INSTRUCTION ->
Change "modal-footer-divider" to "modal-divider" in the material, starting at its first line and ending at the line containing "option-a-text-zh: 与人力资源 (HR)". Reproduce only those lines, with every other part left as it stands.

RECORDS SHOWN ->
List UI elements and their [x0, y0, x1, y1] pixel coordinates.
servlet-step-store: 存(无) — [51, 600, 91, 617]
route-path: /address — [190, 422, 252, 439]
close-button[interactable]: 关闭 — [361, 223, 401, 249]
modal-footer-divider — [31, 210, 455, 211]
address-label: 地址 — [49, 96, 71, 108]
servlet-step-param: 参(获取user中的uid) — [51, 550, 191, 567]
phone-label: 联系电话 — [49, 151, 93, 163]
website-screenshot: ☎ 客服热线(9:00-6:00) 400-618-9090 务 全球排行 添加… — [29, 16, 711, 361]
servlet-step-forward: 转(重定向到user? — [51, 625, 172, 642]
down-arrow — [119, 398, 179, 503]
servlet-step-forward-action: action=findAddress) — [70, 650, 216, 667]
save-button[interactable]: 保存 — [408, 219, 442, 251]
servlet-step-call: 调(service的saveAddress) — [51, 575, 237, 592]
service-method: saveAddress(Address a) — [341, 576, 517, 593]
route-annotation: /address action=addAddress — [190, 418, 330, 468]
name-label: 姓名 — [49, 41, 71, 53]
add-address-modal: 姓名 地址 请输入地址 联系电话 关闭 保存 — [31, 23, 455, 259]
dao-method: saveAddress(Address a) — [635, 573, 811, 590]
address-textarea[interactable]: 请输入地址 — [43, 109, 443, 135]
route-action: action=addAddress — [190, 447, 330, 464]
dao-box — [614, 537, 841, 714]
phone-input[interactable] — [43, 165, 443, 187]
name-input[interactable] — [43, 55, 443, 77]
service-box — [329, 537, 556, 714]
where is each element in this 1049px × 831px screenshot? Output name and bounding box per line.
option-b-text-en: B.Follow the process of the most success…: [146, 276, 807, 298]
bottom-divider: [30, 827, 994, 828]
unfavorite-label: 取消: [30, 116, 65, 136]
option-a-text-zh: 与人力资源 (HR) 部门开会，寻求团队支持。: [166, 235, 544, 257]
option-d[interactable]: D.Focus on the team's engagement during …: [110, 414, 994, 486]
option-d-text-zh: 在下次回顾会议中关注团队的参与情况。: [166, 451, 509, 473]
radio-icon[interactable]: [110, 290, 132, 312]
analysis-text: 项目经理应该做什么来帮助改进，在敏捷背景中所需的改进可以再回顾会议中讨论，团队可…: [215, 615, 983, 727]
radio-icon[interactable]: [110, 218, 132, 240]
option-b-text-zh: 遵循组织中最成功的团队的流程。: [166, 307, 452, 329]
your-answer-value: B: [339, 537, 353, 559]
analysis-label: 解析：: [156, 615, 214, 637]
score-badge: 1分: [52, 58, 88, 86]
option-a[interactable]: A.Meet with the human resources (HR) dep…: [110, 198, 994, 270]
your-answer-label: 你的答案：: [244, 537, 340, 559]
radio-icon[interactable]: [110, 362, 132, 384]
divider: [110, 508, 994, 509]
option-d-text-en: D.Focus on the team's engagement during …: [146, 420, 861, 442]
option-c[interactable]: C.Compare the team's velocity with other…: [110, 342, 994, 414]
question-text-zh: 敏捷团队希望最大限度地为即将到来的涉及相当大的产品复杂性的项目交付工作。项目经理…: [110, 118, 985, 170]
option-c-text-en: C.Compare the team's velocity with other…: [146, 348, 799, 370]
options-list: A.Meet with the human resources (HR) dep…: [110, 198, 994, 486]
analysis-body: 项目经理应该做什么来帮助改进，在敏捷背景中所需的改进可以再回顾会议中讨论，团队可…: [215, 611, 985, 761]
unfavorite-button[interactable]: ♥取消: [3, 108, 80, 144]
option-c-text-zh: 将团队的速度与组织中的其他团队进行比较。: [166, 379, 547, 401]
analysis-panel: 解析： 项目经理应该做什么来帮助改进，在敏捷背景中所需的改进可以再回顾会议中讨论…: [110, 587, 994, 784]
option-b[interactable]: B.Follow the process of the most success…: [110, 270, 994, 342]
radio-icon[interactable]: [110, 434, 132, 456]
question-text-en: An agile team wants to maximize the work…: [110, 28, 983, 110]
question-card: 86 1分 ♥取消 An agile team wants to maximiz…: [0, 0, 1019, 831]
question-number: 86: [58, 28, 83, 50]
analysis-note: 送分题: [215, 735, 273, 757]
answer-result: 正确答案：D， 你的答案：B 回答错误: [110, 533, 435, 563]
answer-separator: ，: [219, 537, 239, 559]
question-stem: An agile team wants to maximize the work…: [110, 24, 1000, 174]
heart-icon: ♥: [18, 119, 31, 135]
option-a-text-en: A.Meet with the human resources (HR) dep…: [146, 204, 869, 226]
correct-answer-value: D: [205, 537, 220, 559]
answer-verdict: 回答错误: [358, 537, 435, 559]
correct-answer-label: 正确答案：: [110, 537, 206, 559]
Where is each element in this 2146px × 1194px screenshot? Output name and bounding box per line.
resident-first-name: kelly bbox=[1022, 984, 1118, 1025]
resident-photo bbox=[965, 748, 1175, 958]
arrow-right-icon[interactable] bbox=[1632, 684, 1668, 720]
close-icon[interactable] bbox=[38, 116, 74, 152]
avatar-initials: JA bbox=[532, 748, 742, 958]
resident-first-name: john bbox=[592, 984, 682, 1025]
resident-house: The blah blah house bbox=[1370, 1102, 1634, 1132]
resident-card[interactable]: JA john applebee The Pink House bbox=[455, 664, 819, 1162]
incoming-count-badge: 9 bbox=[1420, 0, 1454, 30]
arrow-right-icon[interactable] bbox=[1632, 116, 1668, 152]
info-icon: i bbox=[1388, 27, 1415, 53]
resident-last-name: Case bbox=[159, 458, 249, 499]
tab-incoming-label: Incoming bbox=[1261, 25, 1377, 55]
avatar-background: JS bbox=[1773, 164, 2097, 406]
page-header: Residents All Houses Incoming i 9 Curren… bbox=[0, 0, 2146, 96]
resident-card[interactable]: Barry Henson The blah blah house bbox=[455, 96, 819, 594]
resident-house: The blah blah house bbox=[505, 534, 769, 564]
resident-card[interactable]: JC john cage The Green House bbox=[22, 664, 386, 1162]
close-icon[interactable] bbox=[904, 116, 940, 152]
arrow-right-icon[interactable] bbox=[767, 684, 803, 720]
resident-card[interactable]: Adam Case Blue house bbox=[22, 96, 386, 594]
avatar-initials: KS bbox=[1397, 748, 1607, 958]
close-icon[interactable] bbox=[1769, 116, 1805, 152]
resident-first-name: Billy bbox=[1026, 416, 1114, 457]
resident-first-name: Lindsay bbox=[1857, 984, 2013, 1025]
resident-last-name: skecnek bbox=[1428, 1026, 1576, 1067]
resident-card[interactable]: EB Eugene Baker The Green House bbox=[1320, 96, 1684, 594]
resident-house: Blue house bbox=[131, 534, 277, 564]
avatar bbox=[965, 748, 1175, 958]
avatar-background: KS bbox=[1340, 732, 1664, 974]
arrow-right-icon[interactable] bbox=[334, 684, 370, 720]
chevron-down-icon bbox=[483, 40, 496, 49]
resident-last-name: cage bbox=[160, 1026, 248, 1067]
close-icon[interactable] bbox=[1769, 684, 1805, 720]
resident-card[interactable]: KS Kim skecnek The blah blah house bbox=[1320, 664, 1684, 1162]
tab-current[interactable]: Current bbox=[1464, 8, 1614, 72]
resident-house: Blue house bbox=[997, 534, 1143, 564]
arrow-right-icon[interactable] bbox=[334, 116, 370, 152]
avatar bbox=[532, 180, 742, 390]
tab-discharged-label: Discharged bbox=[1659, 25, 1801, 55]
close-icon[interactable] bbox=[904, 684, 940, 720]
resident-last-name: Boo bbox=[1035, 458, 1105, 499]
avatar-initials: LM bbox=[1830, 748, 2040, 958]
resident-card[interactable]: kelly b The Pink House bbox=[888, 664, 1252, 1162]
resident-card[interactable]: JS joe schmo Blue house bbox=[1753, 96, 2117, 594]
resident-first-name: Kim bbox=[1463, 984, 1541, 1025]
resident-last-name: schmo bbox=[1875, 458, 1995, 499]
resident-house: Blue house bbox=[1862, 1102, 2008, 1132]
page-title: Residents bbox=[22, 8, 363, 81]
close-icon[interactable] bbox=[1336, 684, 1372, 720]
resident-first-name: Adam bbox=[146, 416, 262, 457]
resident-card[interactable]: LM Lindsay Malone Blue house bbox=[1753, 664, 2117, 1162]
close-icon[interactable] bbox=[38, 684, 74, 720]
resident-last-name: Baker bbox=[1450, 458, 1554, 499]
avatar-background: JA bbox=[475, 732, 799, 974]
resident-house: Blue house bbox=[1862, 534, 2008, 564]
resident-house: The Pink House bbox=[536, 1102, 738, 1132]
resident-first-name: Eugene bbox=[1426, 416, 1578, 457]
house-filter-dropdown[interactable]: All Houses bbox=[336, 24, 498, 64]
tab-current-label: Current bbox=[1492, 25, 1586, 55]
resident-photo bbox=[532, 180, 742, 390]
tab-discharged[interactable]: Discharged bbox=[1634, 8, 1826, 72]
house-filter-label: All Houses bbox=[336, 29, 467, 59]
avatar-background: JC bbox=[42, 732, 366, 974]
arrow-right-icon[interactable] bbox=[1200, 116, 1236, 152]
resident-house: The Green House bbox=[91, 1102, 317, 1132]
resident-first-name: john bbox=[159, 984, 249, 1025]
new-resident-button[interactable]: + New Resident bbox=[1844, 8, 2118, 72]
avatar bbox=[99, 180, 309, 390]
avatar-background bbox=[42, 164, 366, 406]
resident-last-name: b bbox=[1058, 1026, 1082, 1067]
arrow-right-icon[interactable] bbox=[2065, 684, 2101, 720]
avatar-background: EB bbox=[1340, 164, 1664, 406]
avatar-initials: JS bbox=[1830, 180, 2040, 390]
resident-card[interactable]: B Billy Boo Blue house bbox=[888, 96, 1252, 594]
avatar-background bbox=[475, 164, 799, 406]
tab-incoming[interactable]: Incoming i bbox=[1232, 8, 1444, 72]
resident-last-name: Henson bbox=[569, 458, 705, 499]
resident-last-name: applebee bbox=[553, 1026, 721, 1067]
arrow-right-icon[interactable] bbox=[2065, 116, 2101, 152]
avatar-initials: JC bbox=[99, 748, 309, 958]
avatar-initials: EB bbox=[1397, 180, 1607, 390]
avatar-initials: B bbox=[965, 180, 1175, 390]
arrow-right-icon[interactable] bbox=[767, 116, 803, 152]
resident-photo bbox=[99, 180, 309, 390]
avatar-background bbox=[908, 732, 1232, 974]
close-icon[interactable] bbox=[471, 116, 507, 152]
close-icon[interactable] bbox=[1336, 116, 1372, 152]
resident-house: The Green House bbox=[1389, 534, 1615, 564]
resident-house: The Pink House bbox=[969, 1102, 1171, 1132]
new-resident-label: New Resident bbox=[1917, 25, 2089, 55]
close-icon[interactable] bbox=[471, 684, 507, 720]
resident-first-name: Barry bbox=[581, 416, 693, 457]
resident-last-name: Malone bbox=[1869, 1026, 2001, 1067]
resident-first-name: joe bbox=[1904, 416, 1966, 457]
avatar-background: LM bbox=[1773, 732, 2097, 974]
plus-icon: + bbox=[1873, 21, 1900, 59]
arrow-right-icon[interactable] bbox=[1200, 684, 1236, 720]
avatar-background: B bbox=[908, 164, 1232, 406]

ANSWER ->
List UI elements and their [x0, y0, x1, y1] pixel coordinates.
servlet-step-store: 存(无) — [51, 600, 91, 617]
route-path: /address — [190, 422, 252, 439]
close-button[interactable]: 关闭 — [361, 223, 401, 249]
modal-divider — [31, 210, 455, 211]
address-label: 地址 — [49, 96, 71, 108]
servlet-step-param: 参(获取user中的uid) — [51, 550, 191, 567]
phone-label: 联系电话 — [49, 151, 93, 163]
website-screenshot: ☎ 客服热线(9:00-6:00) 400-618-9090 务 全球排行 添加… — [29, 16, 711, 361]
servlet-step-forward: 转(重定向到user? — [51, 625, 172, 642]
down-arrow — [119, 398, 179, 503]
servlet-step-forward-action: action=findAddress) — [70, 650, 216, 667]
save-button[interactable]: 保存 — [408, 219, 442, 251]
servlet-step-call: 调(service的saveAddress) — [51, 575, 237, 592]
service-method: saveAddress(Address a) — [341, 576, 517, 593]
route-annotation: /address action=addAddress — [190, 418, 330, 468]
name-label: 姓名 — [49, 41, 71, 53]
add-address-modal: 姓名 地址 请输入地址 联系电话 关闭 保存 — [31, 23, 455, 259]
dao-method: saveAddress(Address a) — [635, 573, 811, 590]
address-textarea[interactable]: 请输入地址 — [43, 109, 443, 135]
route-action: action=addAddress — [190, 447, 330, 464]
dao-box — [614, 537, 841, 714]
phone-input[interactable] — [43, 165, 443, 187]
name-input[interactable] — [43, 55, 443, 77]
service-box — [329, 537, 556, 714]
where is each element in this 1049px × 831px screenshot? Output name and bounding box per line.
option-b-text-en: B.Follow the process of the most success…: [146, 276, 807, 298]
bottom-divider: [30, 827, 994, 828]
unfavorite-label: 取消: [30, 116, 65, 136]
option-a-text-zh: 与人力资源 (HR) 部门开会，寻求团队支持。: [166, 235, 544, 257]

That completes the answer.